>> Start Records shown

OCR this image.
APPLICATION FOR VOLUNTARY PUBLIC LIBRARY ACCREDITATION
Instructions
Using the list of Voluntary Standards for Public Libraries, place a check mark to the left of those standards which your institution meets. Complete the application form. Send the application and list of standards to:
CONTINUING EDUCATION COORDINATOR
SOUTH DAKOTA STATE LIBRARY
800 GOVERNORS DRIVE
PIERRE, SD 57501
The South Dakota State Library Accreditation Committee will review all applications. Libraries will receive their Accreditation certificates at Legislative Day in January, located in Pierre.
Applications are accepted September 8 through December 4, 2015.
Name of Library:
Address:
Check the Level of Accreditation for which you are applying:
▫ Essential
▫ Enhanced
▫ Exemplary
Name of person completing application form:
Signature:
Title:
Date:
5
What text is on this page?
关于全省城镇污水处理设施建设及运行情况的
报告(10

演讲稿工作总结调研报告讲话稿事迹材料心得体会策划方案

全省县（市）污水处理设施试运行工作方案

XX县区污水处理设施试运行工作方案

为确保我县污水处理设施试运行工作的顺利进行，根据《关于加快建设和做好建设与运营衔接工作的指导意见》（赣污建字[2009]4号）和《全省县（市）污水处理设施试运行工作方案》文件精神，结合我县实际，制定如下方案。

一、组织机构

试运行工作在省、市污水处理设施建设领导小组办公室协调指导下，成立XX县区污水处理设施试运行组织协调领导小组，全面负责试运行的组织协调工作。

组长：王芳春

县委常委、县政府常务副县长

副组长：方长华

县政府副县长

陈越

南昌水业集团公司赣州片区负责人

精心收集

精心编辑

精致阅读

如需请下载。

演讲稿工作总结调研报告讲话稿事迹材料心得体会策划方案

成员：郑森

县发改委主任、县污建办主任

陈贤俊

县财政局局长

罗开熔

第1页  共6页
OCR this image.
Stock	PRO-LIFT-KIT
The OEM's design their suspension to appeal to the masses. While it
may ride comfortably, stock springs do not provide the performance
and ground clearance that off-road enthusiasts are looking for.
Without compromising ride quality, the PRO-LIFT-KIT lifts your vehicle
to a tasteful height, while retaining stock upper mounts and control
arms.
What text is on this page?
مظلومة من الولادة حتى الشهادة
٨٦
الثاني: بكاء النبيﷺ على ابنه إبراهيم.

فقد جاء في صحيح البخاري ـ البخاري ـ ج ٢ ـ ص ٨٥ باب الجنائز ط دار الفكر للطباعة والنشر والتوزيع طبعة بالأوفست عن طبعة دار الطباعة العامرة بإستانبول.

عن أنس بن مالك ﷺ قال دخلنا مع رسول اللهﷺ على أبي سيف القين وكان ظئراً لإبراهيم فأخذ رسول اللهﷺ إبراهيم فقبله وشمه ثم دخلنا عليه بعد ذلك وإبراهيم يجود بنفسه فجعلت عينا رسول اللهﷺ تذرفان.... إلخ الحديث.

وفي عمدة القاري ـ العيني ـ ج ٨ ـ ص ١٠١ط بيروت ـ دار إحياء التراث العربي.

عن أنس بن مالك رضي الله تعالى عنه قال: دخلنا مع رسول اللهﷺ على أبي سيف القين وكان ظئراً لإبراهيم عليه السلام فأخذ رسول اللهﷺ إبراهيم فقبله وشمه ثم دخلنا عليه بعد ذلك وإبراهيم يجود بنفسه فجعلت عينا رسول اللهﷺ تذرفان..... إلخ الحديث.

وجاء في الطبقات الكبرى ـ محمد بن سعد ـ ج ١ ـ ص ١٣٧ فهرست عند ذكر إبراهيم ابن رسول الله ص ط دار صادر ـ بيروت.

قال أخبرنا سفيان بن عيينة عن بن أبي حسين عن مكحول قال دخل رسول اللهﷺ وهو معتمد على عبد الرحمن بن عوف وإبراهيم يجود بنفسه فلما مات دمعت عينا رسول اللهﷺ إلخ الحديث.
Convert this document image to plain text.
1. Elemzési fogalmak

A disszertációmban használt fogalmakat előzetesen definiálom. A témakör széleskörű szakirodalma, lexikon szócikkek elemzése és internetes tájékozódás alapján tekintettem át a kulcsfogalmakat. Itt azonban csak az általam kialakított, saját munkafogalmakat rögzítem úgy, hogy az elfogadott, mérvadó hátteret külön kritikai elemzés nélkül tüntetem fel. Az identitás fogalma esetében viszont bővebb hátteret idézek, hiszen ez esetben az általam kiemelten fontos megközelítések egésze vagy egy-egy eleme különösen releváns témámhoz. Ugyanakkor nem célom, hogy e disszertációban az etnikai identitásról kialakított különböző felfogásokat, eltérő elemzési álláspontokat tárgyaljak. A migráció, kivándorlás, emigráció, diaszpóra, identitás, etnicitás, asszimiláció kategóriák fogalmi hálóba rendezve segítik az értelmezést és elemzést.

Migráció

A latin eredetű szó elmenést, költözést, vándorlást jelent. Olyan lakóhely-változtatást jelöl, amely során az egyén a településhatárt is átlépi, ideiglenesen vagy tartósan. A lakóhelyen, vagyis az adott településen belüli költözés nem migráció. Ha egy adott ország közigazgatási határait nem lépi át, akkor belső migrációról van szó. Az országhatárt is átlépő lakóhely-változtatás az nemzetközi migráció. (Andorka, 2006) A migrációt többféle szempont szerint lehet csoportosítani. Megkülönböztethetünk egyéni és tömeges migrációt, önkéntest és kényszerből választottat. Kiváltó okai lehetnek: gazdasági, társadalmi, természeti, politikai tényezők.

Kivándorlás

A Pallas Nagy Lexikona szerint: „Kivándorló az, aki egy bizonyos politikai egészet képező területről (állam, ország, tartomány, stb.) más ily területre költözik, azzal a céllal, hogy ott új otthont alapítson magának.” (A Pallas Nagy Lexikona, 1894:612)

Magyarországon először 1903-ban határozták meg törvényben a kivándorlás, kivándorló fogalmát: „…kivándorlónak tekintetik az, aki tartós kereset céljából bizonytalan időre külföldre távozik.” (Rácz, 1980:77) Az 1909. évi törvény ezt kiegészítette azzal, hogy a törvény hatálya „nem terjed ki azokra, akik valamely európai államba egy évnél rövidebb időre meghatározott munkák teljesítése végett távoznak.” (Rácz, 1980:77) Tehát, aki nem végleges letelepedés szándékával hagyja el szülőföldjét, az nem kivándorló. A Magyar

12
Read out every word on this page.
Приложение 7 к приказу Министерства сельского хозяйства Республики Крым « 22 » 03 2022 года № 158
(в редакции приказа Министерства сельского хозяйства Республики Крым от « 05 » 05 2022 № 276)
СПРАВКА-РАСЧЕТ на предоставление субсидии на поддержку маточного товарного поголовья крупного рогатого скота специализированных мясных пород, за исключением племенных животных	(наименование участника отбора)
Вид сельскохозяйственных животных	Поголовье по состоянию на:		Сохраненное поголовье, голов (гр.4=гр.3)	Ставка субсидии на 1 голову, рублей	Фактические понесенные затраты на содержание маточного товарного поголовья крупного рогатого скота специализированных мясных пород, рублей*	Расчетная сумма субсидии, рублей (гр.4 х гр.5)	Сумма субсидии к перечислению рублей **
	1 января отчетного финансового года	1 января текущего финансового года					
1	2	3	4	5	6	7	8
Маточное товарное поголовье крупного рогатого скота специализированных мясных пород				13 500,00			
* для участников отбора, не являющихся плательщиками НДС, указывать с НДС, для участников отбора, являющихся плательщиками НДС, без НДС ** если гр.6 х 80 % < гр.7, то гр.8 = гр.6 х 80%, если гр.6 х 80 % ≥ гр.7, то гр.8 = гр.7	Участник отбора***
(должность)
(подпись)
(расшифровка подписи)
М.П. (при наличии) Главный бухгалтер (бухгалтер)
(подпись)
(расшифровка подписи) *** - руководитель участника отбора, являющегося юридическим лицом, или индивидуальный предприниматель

>> End Records shown

Request >> Pull out each record as written and restate it exactly.

Exercise response >>
OCR this image.
APPLICATION FOR VOLUNTARY PUBLIC LIBRARY ACCREDITATION
Instructions
Using the list of Voluntary Standards for Public Libraries, place a check mark to the left of those standards which your institution meets. Complete the application form. Send the application and list of standards to:
CONTINUING EDUCATION COORDINATOR
SOUTH DAKOTA STATE LIBRARY
800 GOVERNORS DRIVE
PIERRE, SD 57501
The South Dakota State Library Accreditation Committee will review all applications. Libraries will receive their Accreditation certificates at Legislative Day in January, located in Pierre.
Applications are accepted September 8 through December 4, 2015.
Name of Library:
Address:
Check the Level of Accreditation for which you are applying:
▫ Essential
▫ Enhanced
▫ Exemplary
Name of person completing application form:
Signature:
Title:
Date:
5
What text is on this page?
关于全省城镇污水处理设施建设及运行情况的
报告(10

演讲稿工作总结调研报告讲话稿事迹材料心得体会策划方案

全省县（市）污水处理设施试运行工作方案

XX县区污水处理设施试运行工作方案

为确保我县污水处理设施试运行工作的顺利进行，根据《关于加快建设和做好建设与运营衔接工作的指导意见》（赣污建字[2009]4号）和《全省县（市）污水处理设施试运行工作方案》文件精神，结合我县实际，制定如下方案。

一、组织机构

试运行工作在省、市污水处理设施建设领导小组办公室协调指导下，成立XX县区污水处理设施试运行组织协调领导小组，全面负责试运行的组织协调工作。

组长：王芳春

县委常委、县政府常务副县长

副组长：方长华

县政府副县长

陈越

南昌水业集团公司赣州片区负责人

精心收集

精心编辑

精致阅读

如需请下载。

演讲稿工作总结调研报告讲话稿事迹材料心得体会策划方案

成员：郑森

县发改委主任、县污建办主任

陈贤俊

县财政局局长

罗开熔

第1页  共6页
OCR this image.
Stock	PRO-LIFT-KIT
The OEM's design their suspension to appeal to the masses. While it
may ride comfortably, stock springs do not provide the performance
and ground clearance that off-road enthusiasts are looking for.
Without compromising ride quality, the PRO-LIFT-KIT lifts your vehicle
to a tasteful height, while retaining stock upper mounts and control
arms.
What text is on this page?
مظلومة من الولادة حتى الشهادة
٨٦
الثاني: بكاء النبيﷺ على ابنه إبراهيم.

فقد جاء في صحيح البخاري ـ البخاري ـ ج ٢ ـ ص ٨٥ باب الجنائز ط دار الفكر للطباعة والنشر والتوزيع طبعة بالأوفست عن طبعة دار الطباعة العامرة بإستانبول.

عن أنس بن مالك ﷺ قال دخلنا مع رسول اللهﷺ على أبي سيف القين وكان ظئراً لإبراهيم فأخذ رسول اللهﷺ إبراهيم فقبله وشمه ثم دخلنا عليه بعد ذلك وإبراهيم يجود بنفسه فجعلت عينا رسول اللهﷺ تذرفان.... إلخ الحديث.

وفي عمدة القاري ـ العيني ـ ج ٨ ـ ص ١٠١ط بيروت ـ دار إحياء التراث العربي.

عن أنس بن مالك رضي الله تعالى عنه قال: دخلنا مع رسول اللهﷺ على أبي سيف القين وكان ظئراً لإبراهيم عليه السلام فأخذ رسول اللهﷺ إبراهيم فقبله وشمه ثم دخلنا عليه بعد ذلك وإبراهيم يجود بنفسه فجعلت عينا رسول اللهﷺ تذرفان..... إلخ الحديث.

وجاء في الطبقات الكبرى ـ محمد بن سعد ـ ج ١ ـ ص ١٣٧ فهرست عند ذكر إبراهيم ابن رسول الله ص ط دار صادر ـ بيروت.

قال أخبرنا سفيان بن عيينة عن بن أبي حسين عن مكحول قال دخل رسول اللهﷺ وهو معتمد على عبد الرحمن بن عوف وإبراهيم يجود بنفسه فلما مات دمعت عينا رسول اللهﷺ إلخ الحديث.
Convert this document image to plain text.
1. Elemzési fogalmak

A disszertációmban használt fogalmakat előzetesen definiálom. A témakör széleskörű szakirodalma, lexikon szócikkek elemzése és internetes tájékozódás alapján tekintettem át a kulcsfogalmakat. Itt azonban csak az általam kialakított, saját munkafogalmakat rögzítem úgy, hogy az elfogadott, mérvadó hátteret külön kritikai elemzés nélkül tüntetem fel. Az identitás fogalma esetében viszont bővebb hátteret idézek, hiszen ez esetben az általam kiemelten fontos megközelítések egésze vagy egy-egy eleme különösen releváns témámhoz. Ugyanakkor nem célom, hogy e disszertációban az etnikai identitásról kialakított különböző felfogásokat, eltérő elemzési álláspontokat tárgyaljak. A migráció, kivándorlás, emigráció, diaszpóra, identitás, etnicitás, asszimiláció kategóriák fogalmi hálóba rendezve segítik az értelmezést és elemzést.

Migráció

A latin eredetű szó elmenést, költözést, vándorlást jelent. Olyan lakóhely-változtatást jelöl, amely során az egyén a településhatárt is átlépi, ideiglenesen vagy tartósan. A lakóhelyen, vagyis az adott településen belüli költözés nem migráció. Ha egy adott ország közigazgatási határait nem lépi át, akkor belső migrációról van szó. Az országhatárt is átlépő lakóhely-változtatás az nemzetközi migráció. (Andorka, 2006) A migrációt többféle szempont szerint lehet csoportosítani. Megkülönböztethetünk egyéni és tömeges migrációt, önkéntest és kényszerből választottat. Kiváltó okai lehetnek: gazdasági, társadalmi, természeti, politikai tényezők.

Kivándorlás

A Pallas Nagy Lexikona szerint: „Kivándorló az, aki egy bizonyos politikai egészet képező területről (állam, ország, tartomány, stb.) más ily területre költözik, azzal a céllal, hogy ott új otthont alapítson magának.” (A Pallas Nagy Lexikona, 1894:612)

Magyarországon először 1903-ban határozták meg törvényben a kivándorlás, kivándorló fogalmát: „…kivándorlónak tekintetik az, aki tartós kereset céljából bizonytalan időre külföldre távozik.” (Rácz, 1980:77) Az 1909. évi törvény ezt kiegészítette azzal, hogy a törvény hatálya „nem terjed ki azokra, akik valamely európai államba egy évnél rövidebb időre meghatározott munkák teljesítése végett távoznak.” (Rácz, 1980:77) Tehát, aki nem végleges letelepedés szándékával hagyja el szülőföldjét, az nem kivándorló. A Magyar

12
Read out every word on this page.
Приложение 7 к приказу Министерства сельского хозяйства Республики Крым « 22 » 03 2022 года № 158
(в редакции приказа Министерства сельского хозяйства Республики Крым от « 05 » 05 2022 № 276)
СПРАВКА-РАСЧЕТ на предоставление субсидии на поддержку маточного товарного поголовья крупного рогатого скота специализированных мясных пород, за исключением племенных животных	(наименование участника отбора)
Вид сельскохозяйственных животных	Поголовье по состоянию на:		Сохраненное поголовье, голов (гр.4=гр.3)	Ставка субсидии на 1 голову, рублей	Фактические понесенные затраты на содержание маточного товарного поголовья крупного рогатого скота специализированных мясных пород, рублей*	Расчетная сумма субсидии, рублей (гр.4 х гр.5)	Сумма субсидии к перечислению рублей **
	1 января отчетного финансового года	1 января текущего финансового года					
1	2	3	4	5	6	7	8
Маточное товарное поголовье крупного рогатого скота специализированных мясных пород				13 500,00			
* для участников отбора, не являющихся плательщиками НДС, указывать с НДС, для участников отбора, являющихся плательщиками НДС, без НДС ** если гр.6 х 80 % < гр.7, то гр.8 = гр.6 х 80%, если гр.6 х 80 % ≥ гр.7, то гр.8 = гр.7	Участник отбора***
(должность)
(подпись)
(расшифровка подписи)
М.П. (при наличии) Главный бухгалтер (бухгалтер)
(подпись)
(расшифровка подписи) *** - руководитель участника отбора, являющегося юридическим лицом, или индивидуальный предприниматель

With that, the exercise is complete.